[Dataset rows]
--- --- ---
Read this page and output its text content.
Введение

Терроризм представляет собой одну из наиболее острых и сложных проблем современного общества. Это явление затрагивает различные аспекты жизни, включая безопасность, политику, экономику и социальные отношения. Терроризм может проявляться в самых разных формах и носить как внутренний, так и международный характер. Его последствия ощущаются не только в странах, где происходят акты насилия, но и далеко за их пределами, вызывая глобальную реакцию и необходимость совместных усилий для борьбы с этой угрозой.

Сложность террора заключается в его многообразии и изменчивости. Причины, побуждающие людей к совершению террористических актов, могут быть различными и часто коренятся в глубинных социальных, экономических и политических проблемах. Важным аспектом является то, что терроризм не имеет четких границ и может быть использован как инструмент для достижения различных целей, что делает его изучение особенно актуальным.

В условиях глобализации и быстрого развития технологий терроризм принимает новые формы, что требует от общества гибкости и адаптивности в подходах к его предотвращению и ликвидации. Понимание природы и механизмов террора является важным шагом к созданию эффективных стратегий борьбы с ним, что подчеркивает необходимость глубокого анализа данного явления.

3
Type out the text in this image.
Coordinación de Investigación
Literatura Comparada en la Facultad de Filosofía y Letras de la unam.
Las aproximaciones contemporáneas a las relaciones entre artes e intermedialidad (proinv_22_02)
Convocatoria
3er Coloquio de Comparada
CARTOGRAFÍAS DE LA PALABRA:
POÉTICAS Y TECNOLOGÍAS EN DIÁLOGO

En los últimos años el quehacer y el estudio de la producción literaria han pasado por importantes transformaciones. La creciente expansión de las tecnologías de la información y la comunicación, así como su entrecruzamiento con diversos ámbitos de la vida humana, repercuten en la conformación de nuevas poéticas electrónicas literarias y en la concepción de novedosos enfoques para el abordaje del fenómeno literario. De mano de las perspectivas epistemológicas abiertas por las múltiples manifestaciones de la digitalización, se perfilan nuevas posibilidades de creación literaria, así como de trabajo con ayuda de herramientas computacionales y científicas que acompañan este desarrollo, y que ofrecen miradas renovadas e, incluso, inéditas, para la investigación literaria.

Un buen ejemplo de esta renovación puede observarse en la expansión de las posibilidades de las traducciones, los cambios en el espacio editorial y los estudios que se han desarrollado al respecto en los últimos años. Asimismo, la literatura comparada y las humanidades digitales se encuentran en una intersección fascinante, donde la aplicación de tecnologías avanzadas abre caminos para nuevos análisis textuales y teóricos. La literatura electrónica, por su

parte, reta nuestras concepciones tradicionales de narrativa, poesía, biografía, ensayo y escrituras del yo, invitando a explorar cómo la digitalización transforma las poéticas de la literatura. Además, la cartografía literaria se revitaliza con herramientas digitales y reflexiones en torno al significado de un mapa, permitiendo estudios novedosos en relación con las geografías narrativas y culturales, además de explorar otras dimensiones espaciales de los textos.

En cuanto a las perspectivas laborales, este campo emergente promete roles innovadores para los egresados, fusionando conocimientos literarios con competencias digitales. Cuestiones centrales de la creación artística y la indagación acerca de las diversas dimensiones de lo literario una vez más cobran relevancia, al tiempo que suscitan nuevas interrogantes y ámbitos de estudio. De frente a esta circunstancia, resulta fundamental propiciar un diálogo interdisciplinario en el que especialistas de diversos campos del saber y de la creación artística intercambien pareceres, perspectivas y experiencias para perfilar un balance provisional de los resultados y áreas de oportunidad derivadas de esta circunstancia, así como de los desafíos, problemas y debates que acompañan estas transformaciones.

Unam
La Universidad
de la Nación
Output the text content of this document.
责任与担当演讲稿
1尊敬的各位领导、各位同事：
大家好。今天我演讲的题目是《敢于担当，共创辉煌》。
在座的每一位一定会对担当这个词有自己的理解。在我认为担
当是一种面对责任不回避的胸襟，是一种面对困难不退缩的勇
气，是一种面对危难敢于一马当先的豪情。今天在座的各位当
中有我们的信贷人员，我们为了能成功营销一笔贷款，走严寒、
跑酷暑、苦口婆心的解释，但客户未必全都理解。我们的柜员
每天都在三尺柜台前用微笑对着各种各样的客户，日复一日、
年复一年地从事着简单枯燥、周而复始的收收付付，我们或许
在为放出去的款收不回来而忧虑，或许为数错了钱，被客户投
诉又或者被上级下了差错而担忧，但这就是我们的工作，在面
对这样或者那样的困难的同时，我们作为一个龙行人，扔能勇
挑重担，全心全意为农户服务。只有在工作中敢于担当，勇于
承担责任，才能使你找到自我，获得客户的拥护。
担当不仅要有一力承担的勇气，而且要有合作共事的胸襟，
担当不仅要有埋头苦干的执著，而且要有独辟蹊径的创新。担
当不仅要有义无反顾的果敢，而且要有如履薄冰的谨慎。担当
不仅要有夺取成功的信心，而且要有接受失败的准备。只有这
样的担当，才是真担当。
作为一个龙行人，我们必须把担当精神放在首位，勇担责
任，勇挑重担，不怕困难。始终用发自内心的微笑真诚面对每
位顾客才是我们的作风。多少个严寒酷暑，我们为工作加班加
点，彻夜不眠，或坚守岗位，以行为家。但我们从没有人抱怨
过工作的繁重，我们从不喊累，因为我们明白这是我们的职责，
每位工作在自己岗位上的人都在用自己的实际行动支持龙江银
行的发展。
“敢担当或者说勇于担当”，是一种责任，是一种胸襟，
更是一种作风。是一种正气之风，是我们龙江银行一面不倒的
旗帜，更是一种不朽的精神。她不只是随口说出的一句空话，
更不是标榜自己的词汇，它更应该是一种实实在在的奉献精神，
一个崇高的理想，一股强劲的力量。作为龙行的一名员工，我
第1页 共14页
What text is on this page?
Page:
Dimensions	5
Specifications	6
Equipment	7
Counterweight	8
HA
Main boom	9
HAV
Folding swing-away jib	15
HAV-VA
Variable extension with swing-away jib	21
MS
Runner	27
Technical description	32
--- --- ---
Retype each record exactly, leaving nothing out.

Read this page and output its text content.
Введение

Терроризм представляет собой одну из наиболее острых и сложных проблем современного общества. Это явление затрагивает различные аспекты жизни, включая безопасность, политику, экономику и социальные отношения. Терроризм может проявляться в самых разных формах и носить как внутренний, так и международный характер. Его последствия ощущаются не только в странах, где происходят акты насилия, но и далеко за их пределами, вызывая глобальную реакцию и необходимость совместных усилий для борьбы с этой угрозой.

Сложность террора заключается в его многообразии и изменчивости. Причины, побуждающие людей к совершению террористических актов, могут быть различными и часто коренятся в глубинных социальных, экономических и политических проблемах. Важным аспектом является то, что терроризм не имеет четких границ и может быть использован как инструмент для достижения различных целей, что делает его изучение особенно актуальным.

В условиях глобализации и быстрого развития технологий терроризм принимает новые формы, что требует от общества гибкости и адаптивности в подходах к его предотвращению и ликвидации. Понимание природы и механизмов террора является важным шагом к созданию эффективных стратегий борьбы с ним, что подчеркивает необходимость глубокого анализа данного явления.

3
Type out the text in this image.
Coordinación de Investigación
Literatura Comparada en la Facultad de Filosofía y Letras de la unam.
Las aproximaciones contemporáneas a las relaciones entre artes e intermedialidad (proinv_22_02)
Convocatoria
3er Coloquio de Comparada
CARTOGRAFÍAS DE LA PALABRA:
POÉTICAS Y TECNOLOGÍAS EN DIÁLOGO

En los últimos años el quehacer y el estudio de la producción literaria han pasado por importantes transformaciones. La creciente expansión de las tecnologías de la información y la comunicación, así como su entrecruzamiento con diversos ámbitos de la vida humana, repercuten en la conformación de nuevas poéticas electrónicas literarias y en la concepción de novedosos enfoques para el abordaje del fenómeno literario. De mano de las perspectivas epistemológicas abiertas por las múltiples manifestaciones de la digitalización, se perfilan nuevas posibilidades de creación literaria, así como de trabajo con ayuda de herramientas computacionales y científicas que acompañan este desarrollo, y que ofrecen miradas renovadas e, incluso, inéditas, para la investigación literaria.

Un buen ejemplo de esta renovación puede observarse en la expansión de las posibilidades de las traducciones, los cambios en el espacio editorial y los estudios que se han desarrollado al respecto en los últimos años. Asimismo, la literatura comparada y las humanidades digitales se encuentran en una intersección fascinante, donde la aplicación de tecnologías avanzadas abre caminos para nuevos análisis textuales y teóricos. La literatura electrónica, por su

parte, reta nuestras concepciones tradicionales de narrativa, poesía, biografía, ensayo y escrituras del yo, invitando a explorar cómo la digitalización transforma las poéticas de la literatura. Además, la cartografía literaria se revitaliza con herramientas digitales y reflexiones en torno al significado de un mapa, permitiendo estudios novedosos en relación con las geografías narrativas y culturales, además de explorar otras dimensiones espaciales de los textos.

En cuanto a las perspectivas laborales, este campo emergente promete roles innovadores para los egresados, fusionando conocimientos literarios con competencias digitales. Cuestiones centrales de la creación artística y la indagación acerca de las diversas dimensiones de lo literario una vez más cobran relevancia, al tiempo que suscitan nuevas interrogantes y ámbitos de estudio. De frente a esta circunstancia, resulta fundamental propiciar un diálogo interdisciplinario en el que especialistas de diversos campos del saber y de la creación artística intercambien pareceres, perspectivas y experiencias para perfilar un balance provisional de los resultados y áreas de oportunidad derivadas de esta circunstancia, así como de los desafíos, problemas y debates que acompañan estas transformaciones.

Unam
La Universidad
de la Nación
Output the text content of this document.
责任与担当演讲稿
1尊敬的各位领导、各位同事：
大家好。今天我演讲的题目是《敢于担当，共创辉煌》。
在座的每一位一定会对担当这个词有自己的理解。在我认为担
当是一种面对责任不回避的胸襟，是一种面对困难不退缩的勇
气，是一种面对危难敢于一马当先的豪情。今天在座的各位当
中有我们的信贷人员，我们为了能成功营销一笔贷款，走严寒、
跑酷暑、苦口婆心的解释，但客户未必全都理解。我们的柜员
每天都在三尺柜台前用微笑对着各种各样的客户，日复一日、
年复一年地从事着简单枯燥、周而复始的收收付付，我们或许
在为放出去的款收不回来而忧虑，或许为数错了钱，被客户投
诉又或者被上级下了差错而担忧，但这就是我们的工作，在面
对这样或者那样的困难的同时，我们作为一个龙行人，扔能勇
挑重担，全心全意为农户服务。只有在工作中敢于担当，勇于
承担责任，才能使你找到自我，获得客户的拥护。
担当不仅要有一力承担的勇气，而且要有合作共事的胸襟，
担当不仅要有埋头苦干的执著，而且要有独辟蹊径的创新。担
当不仅要有义无反顾的果敢，而且要有如履薄冰的谨慎。担当
不仅要有夺取成功的信心，而且要有接受失败的准备。只有这
样的担当，才是真担当。
作为一个龙行人，我们必须把担当精神放在首位，勇担责
任，勇挑重担，不怕困难。始终用发自内心的微笑真诚面对每
位顾客才是我们的作风。多少个严寒酷暑，我们为工作加班加
点，彻夜不眠，或坚守岗位，以行为家。但我们从没有人抱怨
过工作的繁重，我们从不喊累，因为我们明白这是我们的职责，
每位工作在自己岗位上的人都在用自己的实际行动支持龙江银
行的发展。
“敢担当或者说勇于担当”，是一种责任，是一种胸襟，
更是一种作风。是一种正气之风，是我们龙江银行一面不倒的
旗帜，更是一种不朽的精神。她不只是随口说出的一句空话，
更不是标榜自己的词汇，它更应该是一种实实在在的奉献精神，
一个崇高的理想，一股强劲的力量。作为龙行的一名员工，我
第1页 共14页
What text is on this page?
Page:
Dimensions	5
Specifications	6
Equipment	7
Counterweight	8
HA
Main boom	9
HAV
Folding swing-away jib	15
HAV-VA
Variable extension with swing-away jib	21
MS
Runner	27
Technical description	32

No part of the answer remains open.